- [GIVEN REQUEST]
Rewrite everything from the line containing "0, 853, 58]" down to the line containing "radio-label: Secuencial (pasa" in the items below, replacing "Dos vueltas" with "Tres vueltas" and leaving all else unchanged.

[Records]
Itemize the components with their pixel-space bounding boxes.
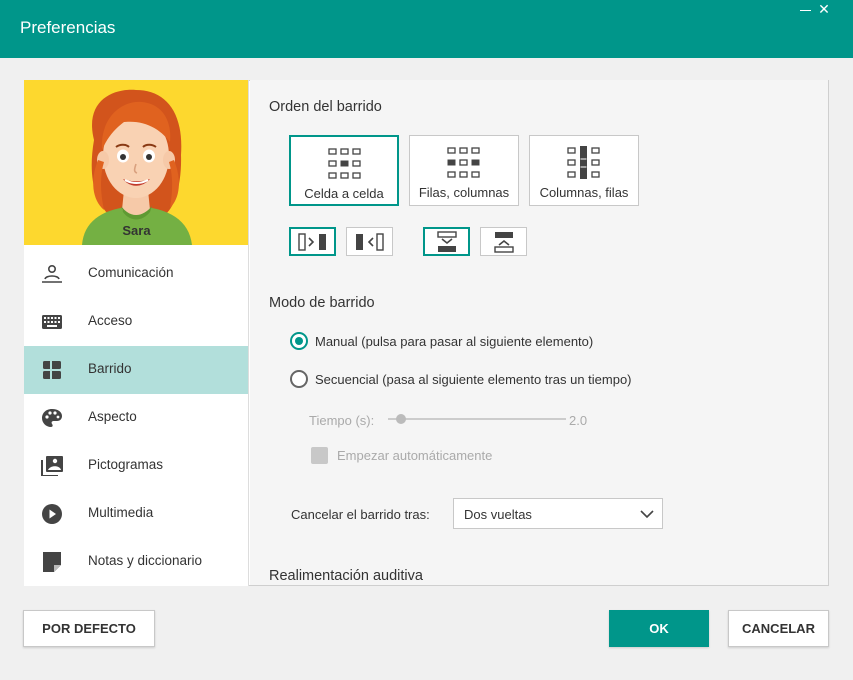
title-bar: Preferencias ✕	[0, 0, 853, 58]
order-columns-rows-button[interactable]: Columnas, filas	[529, 135, 639, 206]
cancel-scan-select[interactable]: Dos vueltas	[453, 498, 663, 529]
grid-cell-icon	[328, 148, 361, 179]
direction-bottom-to-top-button[interactable]	[480, 227, 527, 256]
direction-right-to-left-button[interactable]	[346, 227, 393, 256]
pictograms-icon	[41, 456, 63, 476]
time-slider-handle[interactable]	[396, 414, 406, 424]
default-button[interactable]: POR DEFECTO	[23, 610, 155, 647]
auto-start-checkbox[interactable]	[311, 447, 328, 464]
grid-row-icon	[447, 147, 480, 178]
direction-top-to-bottom-button[interactable]	[423, 227, 470, 256]
sidebar-item-label: Pictogramas	[88, 457, 164, 472]
grid-column-icon	[567, 146, 600, 179]
avatar-illustration	[82, 89, 192, 245]
ok-button[interactable]: OK	[609, 610, 709, 647]
minimize-icon[interactable]	[799, 2, 813, 16]
radio-label: Secuencial (pasa al siguiente elemento t…	[315, 371, 632, 387]
arrow-up-icon	[493, 231, 514, 253]
section-title-audio-feedback: Realimentación auditiva	[269, 568, 423, 584]
note-icon	[43, 552, 61, 572]
window-title: Preferencias	[20, 18, 116, 37]
auto-start-label: Empezar automáticamente	[337, 448, 493, 463]
direction-left-to-right-button[interactable]	[289, 227, 336, 256]
close-icon[interactable]: ✕	[815, 0, 833, 18]
sidebar-item-notas[interactable]: Notas y diccionario	[24, 538, 248, 586]
sidebar: Sara Comunicación Acceso Barrido Aspecto…	[24, 80, 249, 586]
sidebar-item-label: Barrido	[88, 361, 132, 376]
cancel-scan-label: Cancelar el barrido tras:	[291, 507, 430, 522]
radio-button[interactable]	[290, 370, 308, 388]
time-label: Tiempo (s):	[309, 413, 375, 428]
sidebar-item-label: Notas y diccionario	[88, 553, 203, 568]
sidebar-item-label: Acceso	[88, 313, 133, 328]
cancel-button[interactable]: CANCELAR	[728, 610, 829, 647]
arrow-right-icon	[297, 232, 326, 251]
sidebar-item-barrido[interactable]: Barrido	[24, 346, 248, 394]
sidebar-item-comunicacion[interactable]: Comunicación	[24, 250, 248, 298]
sidebar-item-label: Aspecto	[88, 409, 137, 424]
sidebar-item-label: Comunicación	[88, 265, 174, 280]
radio-sequential[interactable]: Secuencial (pasa al siguiente elemento t…	[290, 369, 632, 389]
order-rows-columns-button[interactable]: Filas, columnas	[409, 135, 519, 206]
arrow-left-icon	[355, 232, 384, 251]
radio-label: Manual (pulsa para pasar al siguiente el…	[315, 333, 594, 349]
play-icon	[42, 504, 62, 524]
user-name: Sara	[122, 223, 151, 238]
time-value: 2.0	[569, 413, 588, 428]
palette-icon	[42, 409, 62, 427]
scan-icon	[43, 361, 61, 379]
arrow-down-icon	[436, 230, 457, 252]
order-cell-by-cell-button[interactable]: Celda a celda	[289, 135, 399, 206]
scan-settings-panel: Orden del barrido Celda a celda Filas, c…	[250, 80, 828, 585]
chevron-down-icon	[640, 510, 654, 519]
order-option-label: Columnas, filas	[539, 185, 629, 200]
radio-manual[interactable]: Manual (pulsa para pasar al siguiente el…	[290, 331, 593, 351]
section-title-scan-order: Orden del barrido	[269, 99, 382, 115]
sidebar-item-label: Multimedia	[88, 505, 154, 520]
sidebar-item-acceso[interactable]: Acceso	[24, 298, 248, 346]
communication-icon	[42, 264, 62, 283]
order-option-label: Filas, columnas	[418, 185, 510, 200]
order-option-label: Celda a celda	[304, 186, 384, 201]
auto-start-checkbox-row[interactable]: Empezar automáticamente	[311, 447, 492, 464]
keyboard-icon	[42, 315, 62, 329]
section-title-scan-mode: Modo de barrido	[269, 295, 375, 311]
user-avatar[interactable]: Sara	[24, 80, 248, 245]
sidebar-item-aspecto[interactable]: Aspecto	[24, 394, 248, 442]
cancel-scan-value: Dos vueltas	[464, 507, 532, 522]
time-slider-track[interactable]	[388, 418, 566, 420]
sidebar-item-multimedia[interactable]: Multimedia	[24, 490, 248, 538]
radio-button[interactable]	[290, 332, 308, 350]
sidebar-item-pictogramas[interactable]: Pictogramas	[24, 442, 248, 490]
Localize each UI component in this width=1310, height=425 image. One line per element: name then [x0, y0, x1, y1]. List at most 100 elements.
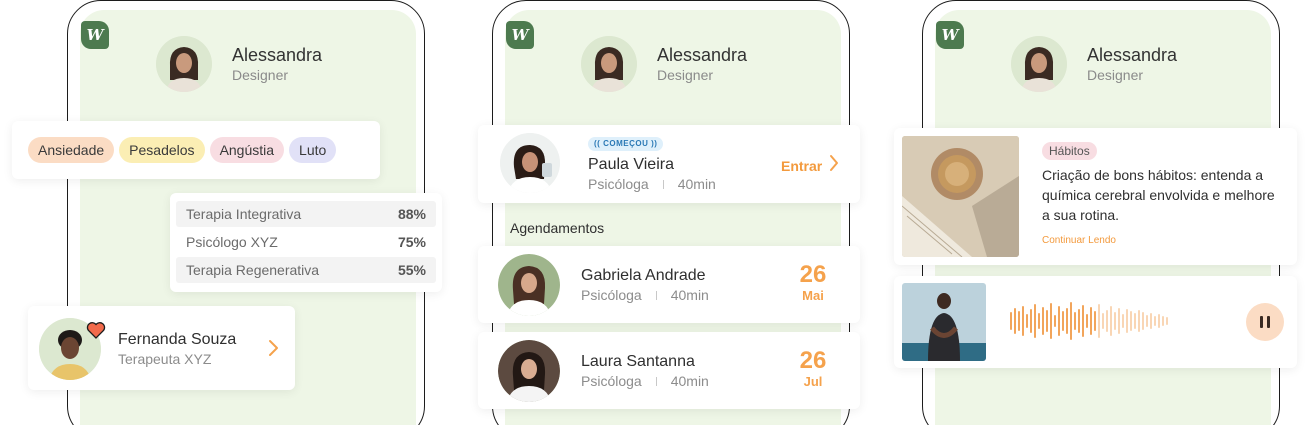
waveform-bar — [1050, 303, 1052, 339]
therapist-name: Fernanda Souza — [118, 331, 237, 348]
status-badge-label: COMEÇOU — [603, 139, 649, 148]
waveform-bar — [1010, 312, 1012, 330]
app-logo[interactable]: W — [936, 21, 964, 49]
session-duration: 40min — [670, 287, 709, 303]
waveform-bar — [1026, 314, 1028, 328]
waveform-bar — [1150, 313, 1152, 329]
article-tag[interactable]: Hábitos — [1042, 142, 1097, 160]
app-logo[interactable]: W — [81, 21, 109, 49]
user-profile[interactable]: Alessandra Designer — [581, 36, 747, 92]
psychologist-role: Psicóloga — [588, 176, 649, 192]
date-month: Mai — [802, 288, 824, 303]
waveform-bar — [1122, 314, 1124, 328]
waveform-bar — [1074, 312, 1076, 330]
waveform-bar — [1098, 304, 1100, 338]
enter-button-label: Entrar — [781, 157, 823, 174]
match-label: Terapia Integrativa — [186, 206, 302, 222]
match-label: Psicólogo XYZ — [186, 234, 278, 250]
chevron-right-icon[interactable] — [268, 339, 280, 362]
tag-chip[interactable]: Angústia — [209, 137, 285, 163]
live-icon: (( — [594, 139, 601, 148]
waveform-bar — [1162, 316, 1164, 326]
user-avatar — [1011, 36, 1067, 92]
waveform-bar — [1110, 306, 1112, 336]
waveform-bar — [1166, 317, 1168, 325]
date-month: Jul — [803, 374, 823, 389]
waveform-bar — [1090, 307, 1092, 335]
waveform-bar — [1106, 310, 1108, 332]
article-title: Criação de bons hábitos: entenda a quími… — [1042, 167, 1275, 223]
match-percent: 88% — [397, 206, 426, 222]
divider — [655, 290, 657, 300]
date-day: 26 — [799, 347, 827, 374]
waveform-bar — [1018, 311, 1020, 331]
waveform-bar — [1118, 308, 1120, 334]
match-row[interactable]: Terapia Integrativa 88% — [176, 201, 436, 227]
waveform-bar — [1094, 311, 1096, 331]
waveform-bar — [1038, 313, 1040, 329]
match-row[interactable]: Terapia Regenerativa 55% — [176, 257, 436, 283]
waveform-bar — [1082, 305, 1084, 337]
app-logo[interactable]: W — [506, 21, 534, 49]
waveform-bar — [1114, 312, 1116, 330]
match-list-card: Terapia Integrativa 88% Psicólogo XYZ 75… — [170, 193, 442, 292]
waveform-bar — [1034, 304, 1036, 338]
psychologist-name: Paula Vieira — [588, 156, 674, 173]
match-percent: 75% — [397, 234, 426, 250]
tag-chip[interactable]: Pesadelos — [119, 137, 205, 163]
psychologist-name: Gabriela Andrade — [581, 267, 706, 284]
waveform-bar — [1046, 310, 1048, 332]
audio-player-card — [894, 276, 1297, 368]
live-icon: )) — [651, 139, 658, 148]
user-name: Alessandra — [657, 45, 748, 65]
article-card[interactable]: Hábitos Criação de bons hábitos: entenda… — [894, 128, 1297, 265]
user-avatar — [156, 36, 212, 92]
live-session-card[interactable]: (( COMEÇOU )) Paula Vieira Psicóloga 40mi… — [478, 125, 860, 203]
user-profile[interactable]: Alessandra Designer — [1011, 36, 1177, 92]
appointment-card[interactable]: Laura Santanna Psicóloga 40min 26 Jul — [478, 332, 860, 409]
waveform-bar — [1138, 310, 1140, 332]
divider — [655, 376, 657, 386]
waveform-bar — [1154, 316, 1156, 326]
tag-chip[interactable]: Ansiedade — [28, 137, 115, 163]
session-duration: 40min — [677, 176, 716, 192]
waveform-bar — [1070, 302, 1072, 340]
section-title: Agendamentos — [510, 220, 605, 236]
appointment-card[interactable]: Gabriela Andrade Psicóloga 40min 26 Mai — [478, 246, 860, 323]
match-label: Terapia Regenerativa — [186, 262, 320, 278]
audio-cover-image — [902, 283, 986, 361]
pause-button[interactable] — [1246, 303, 1284, 341]
user-profile[interactable]: Alessandra Designer — [156, 36, 322, 92]
audio-waveform[interactable] — [1010, 302, 1220, 340]
waveform-bar — [1158, 314, 1160, 328]
waveform-bar — [1134, 313, 1136, 329]
waveform-bar — [1066, 308, 1068, 334]
continue-reading-link[interactable]: Continuar Lendo — [1042, 235, 1116, 246]
user-role: Designer — [232, 67, 289, 83]
enter-button[interactable]: Entrar — [781, 154, 839, 177]
heart-icon — [86, 320, 106, 340]
waveform-bar — [1126, 309, 1128, 333]
psychologist-avatar — [500, 133, 560, 193]
appointment-date: 26 Mai — [792, 262, 834, 304]
therapist-role: Terapeuta XYZ — [118, 351, 212, 367]
waveform-bar — [1042, 307, 1044, 335]
waveform-bar — [1062, 311, 1064, 331]
psychologist-avatar — [498, 340, 560, 402]
pause-icon — [1260, 316, 1270, 328]
waveform-bar — [1054, 315, 1056, 327]
user-role: Designer — [1087, 67, 1144, 83]
therapist-card[interactable]: Fernanda Souza Terapeuta XYZ — [28, 306, 295, 390]
status-badge: (( COMEÇOU )) — [588, 137, 664, 151]
date-day: 26 — [799, 261, 827, 288]
waveform-bar — [1058, 306, 1060, 336]
waveform-bar — [1078, 309, 1080, 333]
tag-chip[interactable]: Luto — [289, 137, 337, 163]
user-role: Designer — [657, 67, 714, 83]
waveform-bar — [1146, 315, 1148, 327]
tags-card: Ansiedade Pesadelos Angústia Luto — [12, 121, 380, 179]
waveform-bar — [1022, 306, 1024, 336]
psychologist-name: Laura Santanna — [581, 353, 695, 370]
match-row[interactable]: Psicólogo XYZ 75% — [176, 229, 436, 255]
waveform-bar — [1130, 311, 1132, 331]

- [SOLUTION FOR THIS EXERCISE]
title-bar: Preferencias ✕	[0, 0, 853, 58]
order-columns-rows-button[interactable]: Columnas, filas	[529, 135, 639, 206]
cancel-scan-select[interactable]: Tres vueltas	[453, 498, 663, 529]
grid-cell-icon	[328, 148, 361, 179]
direction-bottom-to-top-button[interactable]	[480, 227, 527, 256]
direction-right-to-left-button[interactable]	[346, 227, 393, 256]
pictograms-icon	[41, 456, 63, 476]
time-slider-handle[interactable]	[396, 414, 406, 424]
default-button[interactable]: POR DEFECTO	[23, 610, 155, 647]
auto-start-checkbox[interactable]	[311, 447, 328, 464]
grid-row-icon	[447, 147, 480, 178]
direction-top-to-bottom-button[interactable]	[423, 227, 470, 256]
sidebar-item-label: Pictogramas	[88, 457, 164, 472]
grid-column-icon	[567, 146, 600, 179]
avatar-illustration	[82, 89, 192, 245]
ok-button[interactable]: OK	[609, 610, 709, 647]
minimize-icon[interactable]	[799, 2, 813, 16]
radio-label: Secuencial (pasa al siguiente elemento t…	[315, 371, 632, 387]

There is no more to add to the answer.